• **Instruction**
Copy the listing below word for word, keeping every line unchanged.

## BEGIN

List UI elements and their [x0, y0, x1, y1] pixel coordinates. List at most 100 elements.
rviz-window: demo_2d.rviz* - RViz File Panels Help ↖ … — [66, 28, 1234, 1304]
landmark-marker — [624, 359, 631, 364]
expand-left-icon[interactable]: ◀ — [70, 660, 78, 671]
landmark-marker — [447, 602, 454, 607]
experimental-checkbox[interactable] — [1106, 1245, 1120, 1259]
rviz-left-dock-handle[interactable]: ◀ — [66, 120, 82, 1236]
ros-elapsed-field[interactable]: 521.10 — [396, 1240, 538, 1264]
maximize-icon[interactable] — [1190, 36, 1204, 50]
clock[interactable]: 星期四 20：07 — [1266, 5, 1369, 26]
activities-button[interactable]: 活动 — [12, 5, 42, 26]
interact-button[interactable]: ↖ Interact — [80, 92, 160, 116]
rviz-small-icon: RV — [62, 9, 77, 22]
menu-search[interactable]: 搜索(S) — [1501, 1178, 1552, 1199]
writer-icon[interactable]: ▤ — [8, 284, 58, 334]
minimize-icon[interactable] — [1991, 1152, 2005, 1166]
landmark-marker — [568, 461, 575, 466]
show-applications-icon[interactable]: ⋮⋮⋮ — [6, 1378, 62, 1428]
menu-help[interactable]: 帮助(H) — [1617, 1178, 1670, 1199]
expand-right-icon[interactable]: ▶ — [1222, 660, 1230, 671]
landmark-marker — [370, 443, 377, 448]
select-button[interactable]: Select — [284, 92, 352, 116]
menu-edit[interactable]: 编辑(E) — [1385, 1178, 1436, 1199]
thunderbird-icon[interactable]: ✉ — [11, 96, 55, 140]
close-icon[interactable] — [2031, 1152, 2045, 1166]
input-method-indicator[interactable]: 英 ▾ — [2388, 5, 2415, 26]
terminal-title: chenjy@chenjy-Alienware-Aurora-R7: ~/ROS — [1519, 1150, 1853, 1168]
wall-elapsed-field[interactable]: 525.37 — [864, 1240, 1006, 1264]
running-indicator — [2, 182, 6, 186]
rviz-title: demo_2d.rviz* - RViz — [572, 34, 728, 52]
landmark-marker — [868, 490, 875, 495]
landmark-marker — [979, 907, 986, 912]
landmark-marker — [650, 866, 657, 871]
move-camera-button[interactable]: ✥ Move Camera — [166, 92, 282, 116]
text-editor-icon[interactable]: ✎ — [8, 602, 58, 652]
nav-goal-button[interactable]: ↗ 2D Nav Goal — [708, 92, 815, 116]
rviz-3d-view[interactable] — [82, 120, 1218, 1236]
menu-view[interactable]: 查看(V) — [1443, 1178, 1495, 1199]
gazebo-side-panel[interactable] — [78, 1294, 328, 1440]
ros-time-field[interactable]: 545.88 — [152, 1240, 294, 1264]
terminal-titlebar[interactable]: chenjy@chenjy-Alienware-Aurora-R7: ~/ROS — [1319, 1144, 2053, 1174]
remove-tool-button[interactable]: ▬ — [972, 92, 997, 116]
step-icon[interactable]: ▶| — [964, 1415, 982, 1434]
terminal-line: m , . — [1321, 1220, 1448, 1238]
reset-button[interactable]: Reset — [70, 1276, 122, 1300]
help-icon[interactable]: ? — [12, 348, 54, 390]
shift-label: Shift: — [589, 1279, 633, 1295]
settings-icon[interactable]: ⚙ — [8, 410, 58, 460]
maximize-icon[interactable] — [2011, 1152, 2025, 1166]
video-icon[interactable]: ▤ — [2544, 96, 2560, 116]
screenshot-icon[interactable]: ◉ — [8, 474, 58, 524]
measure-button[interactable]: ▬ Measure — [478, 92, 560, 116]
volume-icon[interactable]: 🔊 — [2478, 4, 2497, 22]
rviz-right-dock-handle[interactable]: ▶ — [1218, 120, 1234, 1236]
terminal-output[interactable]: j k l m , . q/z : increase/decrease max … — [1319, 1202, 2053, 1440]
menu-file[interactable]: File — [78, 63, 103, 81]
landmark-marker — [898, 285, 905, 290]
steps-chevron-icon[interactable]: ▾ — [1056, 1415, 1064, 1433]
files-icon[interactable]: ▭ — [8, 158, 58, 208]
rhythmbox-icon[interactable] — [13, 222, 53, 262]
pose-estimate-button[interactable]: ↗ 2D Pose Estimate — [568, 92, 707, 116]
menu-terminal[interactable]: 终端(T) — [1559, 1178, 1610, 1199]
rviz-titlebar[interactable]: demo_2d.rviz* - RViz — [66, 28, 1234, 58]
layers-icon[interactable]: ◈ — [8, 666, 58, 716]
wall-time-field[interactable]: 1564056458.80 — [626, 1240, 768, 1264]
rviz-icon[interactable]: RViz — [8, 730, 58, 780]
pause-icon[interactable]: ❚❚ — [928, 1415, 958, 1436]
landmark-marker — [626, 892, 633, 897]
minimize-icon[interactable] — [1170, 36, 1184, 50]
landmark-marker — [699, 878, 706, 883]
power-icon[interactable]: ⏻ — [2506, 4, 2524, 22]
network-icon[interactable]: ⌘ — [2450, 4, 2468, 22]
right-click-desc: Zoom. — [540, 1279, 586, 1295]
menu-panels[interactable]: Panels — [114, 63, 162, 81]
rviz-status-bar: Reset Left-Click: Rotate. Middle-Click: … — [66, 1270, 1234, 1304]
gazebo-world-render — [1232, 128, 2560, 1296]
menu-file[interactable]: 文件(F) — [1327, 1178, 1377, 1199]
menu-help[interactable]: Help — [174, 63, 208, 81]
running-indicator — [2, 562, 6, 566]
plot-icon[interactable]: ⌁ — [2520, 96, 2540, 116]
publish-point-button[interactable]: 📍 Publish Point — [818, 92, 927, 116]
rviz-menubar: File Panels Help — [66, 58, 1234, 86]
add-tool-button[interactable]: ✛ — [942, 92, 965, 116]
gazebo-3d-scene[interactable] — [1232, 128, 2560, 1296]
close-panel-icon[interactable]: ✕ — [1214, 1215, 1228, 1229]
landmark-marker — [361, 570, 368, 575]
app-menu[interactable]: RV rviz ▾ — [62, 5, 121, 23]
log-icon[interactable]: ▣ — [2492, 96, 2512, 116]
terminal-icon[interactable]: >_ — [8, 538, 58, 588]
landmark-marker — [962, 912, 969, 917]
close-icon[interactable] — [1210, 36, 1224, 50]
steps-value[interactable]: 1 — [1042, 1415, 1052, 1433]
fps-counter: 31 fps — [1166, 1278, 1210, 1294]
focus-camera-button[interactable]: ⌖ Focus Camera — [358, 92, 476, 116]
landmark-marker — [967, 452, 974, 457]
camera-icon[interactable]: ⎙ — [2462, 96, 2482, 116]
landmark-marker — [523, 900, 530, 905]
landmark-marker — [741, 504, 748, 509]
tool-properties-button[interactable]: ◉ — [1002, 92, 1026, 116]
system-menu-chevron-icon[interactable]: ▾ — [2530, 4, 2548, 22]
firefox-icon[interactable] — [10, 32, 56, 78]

## END

• **Task solution**
List UI elements and their [x0, y0, x1, y1] pixel coordinates. List at most 100 elements.
rviz-window: demo_2d.rviz* - RViz File Panels Help ↖ … — [66, 28, 1234, 1304]
landmark-marker — [624, 359, 631, 364]
expand-left-icon[interactable]: ◀ — [70, 660, 78, 671]
landmark-marker — [447, 602, 454, 607]
experimental-checkbox[interactable] — [1106, 1245, 1120, 1259]
rviz-left-dock-handle[interactable]: ◀ — [66, 120, 82, 1236]
ros-elapsed-field[interactable]: 521.10 — [396, 1240, 538, 1264]
maximize-icon[interactable] — [1190, 36, 1204, 50]
clock[interactable]: 星期四 20：07 — [1266, 5, 1369, 26]
activities-button[interactable]: 活动 — [12, 5, 42, 26]
interact-button[interactable]: ↖ Interact — [80, 92, 160, 116]
rviz-small-icon: RV — [62, 9, 77, 22]
menu-search[interactable]: 搜索(S) — [1501, 1178, 1552, 1199]
writer-icon[interactable]: ▤ — [8, 284, 58, 334]
minimize-icon[interactable] — [1991, 1152, 2005, 1166]
landmark-marker — [568, 461, 575, 466]
show-applications-icon[interactable]: ⋮⋮⋮ — [6, 1378, 62, 1428]
menu-help[interactable]: 帮助(H) — [1617, 1178, 1670, 1199]
expand-right-icon[interactable]: ▶ — [1222, 660, 1230, 671]
landmark-marker — [370, 443, 377, 448]
select-button[interactable]: Select — [284, 92, 352, 116]
menu-edit[interactable]: 编辑(E) — [1385, 1178, 1436, 1199]
thunderbird-icon[interactable]: ✉ — [11, 96, 55, 140]
close-icon[interactable] — [2031, 1152, 2045, 1166]
input-method-indicator[interactable]: 英 ▾ — [2388, 5, 2415, 26]
terminal-title: chenjy@chenjy-Alienware-Aurora-R7: ~/ROS — [1519, 1150, 1853, 1168]
wall-elapsed-field[interactable]: 525.37 — [864, 1240, 1006, 1264]
running-indicator — [2, 182, 6, 186]
rviz-title: demo_2d.rviz* - RViz — [572, 34, 728, 52]
landmark-marker — [868, 490, 875, 495]
landmark-marker — [979, 907, 986, 912]
landmark-marker — [650, 866, 657, 871]
move-camera-button[interactable]: ✥ Move Camera — [166, 92, 282, 116]
text-editor-icon[interactable]: ✎ — [8, 602, 58, 652]
nav-goal-button[interactable]: ↗ 2D Nav Goal — [708, 92, 815, 116]
rviz-3d-view[interactable] — [82, 120, 1218, 1236]
menu-view[interactable]: 查看(V) — [1443, 1178, 1495, 1199]
gazebo-side-panel[interactable] — [78, 1294, 328, 1440]
ros-time-field[interactable]: 545.88 — [152, 1240, 294, 1264]
terminal-titlebar[interactable]: chenjy@chenjy-Alienware-Aurora-R7: ~/ROS — [1319, 1144, 2053, 1174]
remove-tool-button[interactable]: ▬ — [972, 92, 997, 116]
step-icon[interactable]: ▶| — [964, 1415, 982, 1434]
terminal-line: m , . — [1321, 1220, 1448, 1238]
reset-button[interactable]: Reset — [70, 1276, 122, 1300]
help-icon[interactable]: ? — [12, 348, 54, 390]
shift-label: Shift: — [589, 1279, 633, 1295]
settings-icon[interactable]: ⚙ — [8, 410, 58, 460]
maximize-icon[interactable] — [2011, 1152, 2025, 1166]
video-icon[interactable]: ▤ — [2544, 96, 2560, 116]
screenshot-icon[interactable]: ◉ — [8, 474, 58, 524]
measure-button[interactable]: ▬ Measure — [478, 92, 560, 116]
volume-icon[interactable]: 🔊 — [2478, 4, 2497, 22]
rviz-right-dock-handle[interactable]: ▶ — [1218, 120, 1234, 1236]
terminal-output[interactable]: j k l m , . q/z : increase/decrease max … — [1319, 1202, 2053, 1440]
menu-file[interactable]: File — [78, 63, 103, 81]
landmark-marker — [898, 285, 905, 290]
steps-chevron-icon[interactable]: ▾ — [1056, 1415, 1064, 1433]
files-icon[interactable]: ▭ — [8, 158, 58, 208]
rhythmbox-icon[interactable] — [13, 222, 53, 262]
pose-estimate-button[interactable]: ↗ 2D Pose Estimate — [568, 92, 707, 116]
menu-terminal[interactable]: 终端(T) — [1559, 1178, 1610, 1199]
rviz-titlebar[interactable]: demo_2d.rviz* - RViz — [66, 28, 1234, 58]
layers-icon[interactable]: ◈ — [8, 666, 58, 716]
wall-time-field[interactable]: 1564056458.80 — [626, 1240, 768, 1264]
rviz-icon[interactable]: RViz — [8, 730, 58, 780]
pause-icon[interactable]: ❚❚ — [928, 1415, 958, 1436]
landmark-marker — [626, 892, 633, 897]
minimize-icon[interactable] — [1170, 36, 1184, 50]
landmark-marker — [699, 878, 706, 883]
power-icon[interactable]: ⏻ — [2506, 4, 2524, 22]
network-icon[interactable]: ⌘ — [2450, 4, 2468, 22]
right-click-desc: Zoom. — [540, 1279, 586, 1295]
menu-panels[interactable]: Panels — [114, 63, 162, 81]
rviz-status-bar: Reset Left-Click: Rotate. Middle-Click: … — [66, 1270, 1234, 1304]
gazebo-world-render — [1232, 128, 2560, 1296]
menu-file[interactable]: 文件(F) — [1327, 1178, 1377, 1199]
menu-help[interactable]: Help — [174, 63, 208, 81]
running-indicator — [2, 562, 6, 566]
plot-icon[interactable]: ⌁ — [2520, 96, 2540, 116]
publish-point-button[interactable]: 📍 Publish Point — [818, 92, 927, 116]
rviz-menubar: File Panels Help — [66, 58, 1234, 86]
add-tool-button[interactable]: ✛ — [942, 92, 965, 116]
gazebo-3d-scene[interactable] — [1232, 128, 2560, 1296]
close-panel-icon[interactable]: ✕ — [1214, 1215, 1228, 1229]
landmark-marker — [361, 570, 368, 575]
app-menu[interactable]: RV rviz ▾ — [62, 5, 121, 23]
log-icon[interactable]: ▣ — [2492, 96, 2512, 116]
terminal-icon[interactable]: >_ — [8, 538, 58, 588]
landmark-marker — [962, 912, 969, 917]
close-icon[interactable] — [1210, 36, 1224, 50]
steps-value[interactable]: 1 — [1042, 1415, 1052, 1433]
fps-counter: 31 fps — [1166, 1278, 1210, 1294]
focus-camera-button[interactable]: ⌖ Focus Camera — [358, 92, 476, 116]
landmark-marker — [967, 452, 974, 457]
camera-icon[interactable]: ⎙ — [2462, 96, 2482, 116]
landmark-marker — [523, 900, 530, 905]
landmark-marker — [741, 504, 748, 509]
tool-properties-button[interactable]: ◉ — [1002, 92, 1026, 116]
system-menu-chevron-icon[interactable]: ▾ — [2530, 4, 2548, 22]
firefox-icon[interactable] — [10, 32, 56, 78]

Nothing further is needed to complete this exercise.